Begin

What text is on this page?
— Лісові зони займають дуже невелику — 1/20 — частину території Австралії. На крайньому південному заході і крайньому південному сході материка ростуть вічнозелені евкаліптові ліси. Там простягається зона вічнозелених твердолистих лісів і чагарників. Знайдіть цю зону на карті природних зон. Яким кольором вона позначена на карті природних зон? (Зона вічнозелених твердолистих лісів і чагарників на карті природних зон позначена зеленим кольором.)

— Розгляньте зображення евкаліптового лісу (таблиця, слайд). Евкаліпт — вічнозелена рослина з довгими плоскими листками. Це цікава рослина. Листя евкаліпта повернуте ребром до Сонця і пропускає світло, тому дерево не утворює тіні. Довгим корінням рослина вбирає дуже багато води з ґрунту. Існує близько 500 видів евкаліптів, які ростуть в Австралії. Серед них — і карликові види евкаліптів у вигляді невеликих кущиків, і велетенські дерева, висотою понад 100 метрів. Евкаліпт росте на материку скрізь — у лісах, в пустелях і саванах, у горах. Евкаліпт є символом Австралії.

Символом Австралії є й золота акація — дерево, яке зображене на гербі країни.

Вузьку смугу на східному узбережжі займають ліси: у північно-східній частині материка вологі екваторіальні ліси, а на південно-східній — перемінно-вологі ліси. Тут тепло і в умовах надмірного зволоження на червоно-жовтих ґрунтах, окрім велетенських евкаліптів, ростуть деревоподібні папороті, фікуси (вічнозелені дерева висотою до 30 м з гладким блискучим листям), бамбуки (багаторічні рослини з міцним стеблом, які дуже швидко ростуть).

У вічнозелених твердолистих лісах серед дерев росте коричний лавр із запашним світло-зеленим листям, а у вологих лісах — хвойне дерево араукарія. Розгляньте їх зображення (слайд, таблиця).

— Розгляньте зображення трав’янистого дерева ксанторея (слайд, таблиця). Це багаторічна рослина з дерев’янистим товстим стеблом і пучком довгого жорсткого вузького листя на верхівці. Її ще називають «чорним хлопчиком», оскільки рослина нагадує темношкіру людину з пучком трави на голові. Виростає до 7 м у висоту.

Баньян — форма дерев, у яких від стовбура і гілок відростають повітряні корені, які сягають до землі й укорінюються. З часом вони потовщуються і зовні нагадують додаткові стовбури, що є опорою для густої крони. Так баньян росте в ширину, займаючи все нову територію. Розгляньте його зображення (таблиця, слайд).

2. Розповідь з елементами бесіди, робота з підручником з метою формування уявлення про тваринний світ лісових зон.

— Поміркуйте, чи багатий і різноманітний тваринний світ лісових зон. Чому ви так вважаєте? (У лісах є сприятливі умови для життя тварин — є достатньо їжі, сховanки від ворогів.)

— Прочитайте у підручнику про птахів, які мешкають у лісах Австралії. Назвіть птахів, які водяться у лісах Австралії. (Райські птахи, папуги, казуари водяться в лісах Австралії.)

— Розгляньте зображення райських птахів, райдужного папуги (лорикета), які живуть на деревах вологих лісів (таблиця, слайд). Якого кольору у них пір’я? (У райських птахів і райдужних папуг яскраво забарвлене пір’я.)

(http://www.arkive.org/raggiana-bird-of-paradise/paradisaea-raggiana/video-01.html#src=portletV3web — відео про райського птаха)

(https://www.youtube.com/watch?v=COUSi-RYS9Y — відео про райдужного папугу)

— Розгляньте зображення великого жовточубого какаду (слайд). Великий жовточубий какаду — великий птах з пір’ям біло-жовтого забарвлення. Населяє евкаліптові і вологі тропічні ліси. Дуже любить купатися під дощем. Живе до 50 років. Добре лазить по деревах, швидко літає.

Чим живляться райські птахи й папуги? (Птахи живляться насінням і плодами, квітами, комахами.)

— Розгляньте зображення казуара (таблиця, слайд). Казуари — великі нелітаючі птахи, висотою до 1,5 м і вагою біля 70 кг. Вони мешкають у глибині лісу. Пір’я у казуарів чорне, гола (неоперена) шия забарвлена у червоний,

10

End

(Problem statement)
In the material above, how many lines hold the word "вічнозелених"? Say only the number.

(Exercise solution)
2